_Goal of the exercise:_
Identify the lines that contain the word "index" and copy each one.

Dataset entries
--- Begin ---
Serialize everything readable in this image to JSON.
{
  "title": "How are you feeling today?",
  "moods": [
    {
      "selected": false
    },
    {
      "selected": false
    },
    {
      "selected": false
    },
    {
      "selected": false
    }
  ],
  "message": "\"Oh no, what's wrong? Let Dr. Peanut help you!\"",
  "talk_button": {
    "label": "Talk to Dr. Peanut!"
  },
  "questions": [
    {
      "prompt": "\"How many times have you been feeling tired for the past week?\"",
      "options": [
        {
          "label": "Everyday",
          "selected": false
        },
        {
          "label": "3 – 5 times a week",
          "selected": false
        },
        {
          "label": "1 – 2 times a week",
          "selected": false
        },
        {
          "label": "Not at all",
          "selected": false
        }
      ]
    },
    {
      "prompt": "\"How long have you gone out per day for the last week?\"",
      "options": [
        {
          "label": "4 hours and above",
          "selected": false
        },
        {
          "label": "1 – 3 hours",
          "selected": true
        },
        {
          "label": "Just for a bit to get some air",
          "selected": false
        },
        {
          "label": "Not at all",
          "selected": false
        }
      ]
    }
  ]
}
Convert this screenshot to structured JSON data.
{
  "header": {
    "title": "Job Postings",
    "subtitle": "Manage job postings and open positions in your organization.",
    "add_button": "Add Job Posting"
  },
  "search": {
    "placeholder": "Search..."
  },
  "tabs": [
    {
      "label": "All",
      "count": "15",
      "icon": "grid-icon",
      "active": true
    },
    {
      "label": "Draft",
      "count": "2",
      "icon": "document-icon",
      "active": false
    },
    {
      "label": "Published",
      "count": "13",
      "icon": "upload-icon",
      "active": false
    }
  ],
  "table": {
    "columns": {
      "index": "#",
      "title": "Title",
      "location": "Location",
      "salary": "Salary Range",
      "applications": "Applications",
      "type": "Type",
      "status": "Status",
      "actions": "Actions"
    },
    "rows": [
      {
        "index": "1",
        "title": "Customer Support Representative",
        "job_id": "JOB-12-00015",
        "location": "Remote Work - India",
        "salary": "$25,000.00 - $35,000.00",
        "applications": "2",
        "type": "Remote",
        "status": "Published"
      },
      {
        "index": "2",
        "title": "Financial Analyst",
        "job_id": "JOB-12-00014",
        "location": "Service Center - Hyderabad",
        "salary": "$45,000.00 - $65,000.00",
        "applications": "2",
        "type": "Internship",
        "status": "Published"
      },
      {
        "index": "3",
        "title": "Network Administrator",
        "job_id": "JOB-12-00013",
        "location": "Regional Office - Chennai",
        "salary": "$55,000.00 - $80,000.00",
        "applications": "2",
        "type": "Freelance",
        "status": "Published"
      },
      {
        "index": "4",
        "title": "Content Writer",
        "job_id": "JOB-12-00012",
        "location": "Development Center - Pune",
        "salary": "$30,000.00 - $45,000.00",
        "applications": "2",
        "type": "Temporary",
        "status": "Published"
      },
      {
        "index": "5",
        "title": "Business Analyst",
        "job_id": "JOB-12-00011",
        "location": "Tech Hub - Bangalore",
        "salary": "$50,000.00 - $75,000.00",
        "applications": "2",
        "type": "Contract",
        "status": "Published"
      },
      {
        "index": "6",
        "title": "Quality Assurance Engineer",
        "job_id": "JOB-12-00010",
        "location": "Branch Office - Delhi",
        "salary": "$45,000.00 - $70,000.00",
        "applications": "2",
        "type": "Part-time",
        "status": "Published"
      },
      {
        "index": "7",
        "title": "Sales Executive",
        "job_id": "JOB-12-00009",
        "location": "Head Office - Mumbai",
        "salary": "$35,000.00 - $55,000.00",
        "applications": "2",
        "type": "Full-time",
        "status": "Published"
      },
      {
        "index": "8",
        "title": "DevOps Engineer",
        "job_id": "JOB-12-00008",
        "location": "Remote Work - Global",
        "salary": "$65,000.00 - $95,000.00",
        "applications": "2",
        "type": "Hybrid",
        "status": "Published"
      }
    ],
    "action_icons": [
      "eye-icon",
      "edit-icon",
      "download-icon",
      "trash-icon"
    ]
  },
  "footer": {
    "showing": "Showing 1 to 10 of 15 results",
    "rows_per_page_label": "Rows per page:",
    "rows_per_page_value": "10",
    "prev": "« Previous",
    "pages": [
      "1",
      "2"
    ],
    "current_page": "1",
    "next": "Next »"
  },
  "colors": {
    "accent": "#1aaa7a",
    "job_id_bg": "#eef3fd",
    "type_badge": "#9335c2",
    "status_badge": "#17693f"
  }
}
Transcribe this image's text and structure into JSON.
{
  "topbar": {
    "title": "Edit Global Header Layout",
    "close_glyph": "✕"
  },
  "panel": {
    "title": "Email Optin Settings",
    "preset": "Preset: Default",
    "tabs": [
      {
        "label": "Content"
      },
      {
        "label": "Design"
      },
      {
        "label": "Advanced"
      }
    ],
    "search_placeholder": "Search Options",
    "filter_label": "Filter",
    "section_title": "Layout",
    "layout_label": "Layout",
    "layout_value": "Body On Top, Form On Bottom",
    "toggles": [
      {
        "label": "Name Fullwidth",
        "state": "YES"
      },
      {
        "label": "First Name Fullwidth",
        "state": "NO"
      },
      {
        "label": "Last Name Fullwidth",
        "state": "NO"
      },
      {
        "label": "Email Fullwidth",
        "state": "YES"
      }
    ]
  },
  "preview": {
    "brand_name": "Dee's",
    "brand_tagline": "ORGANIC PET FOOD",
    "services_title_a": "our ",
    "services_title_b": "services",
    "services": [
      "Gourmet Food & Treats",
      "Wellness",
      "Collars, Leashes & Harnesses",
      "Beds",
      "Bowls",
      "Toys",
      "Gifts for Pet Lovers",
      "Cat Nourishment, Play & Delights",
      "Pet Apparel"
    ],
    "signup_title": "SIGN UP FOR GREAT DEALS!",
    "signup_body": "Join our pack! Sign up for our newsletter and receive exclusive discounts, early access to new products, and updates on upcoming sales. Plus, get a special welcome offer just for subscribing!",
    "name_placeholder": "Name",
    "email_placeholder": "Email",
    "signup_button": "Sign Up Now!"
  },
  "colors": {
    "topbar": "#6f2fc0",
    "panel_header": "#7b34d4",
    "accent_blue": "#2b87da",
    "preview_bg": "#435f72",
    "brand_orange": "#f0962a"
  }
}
--- End ---
_Exercise response:_
      "index": "#",
        "index": "1",
        "index": "2",
        "index": "3",
        "index": "4",
        "index": "5",
        "index": "6",
        "index": "7",
        "index": "8",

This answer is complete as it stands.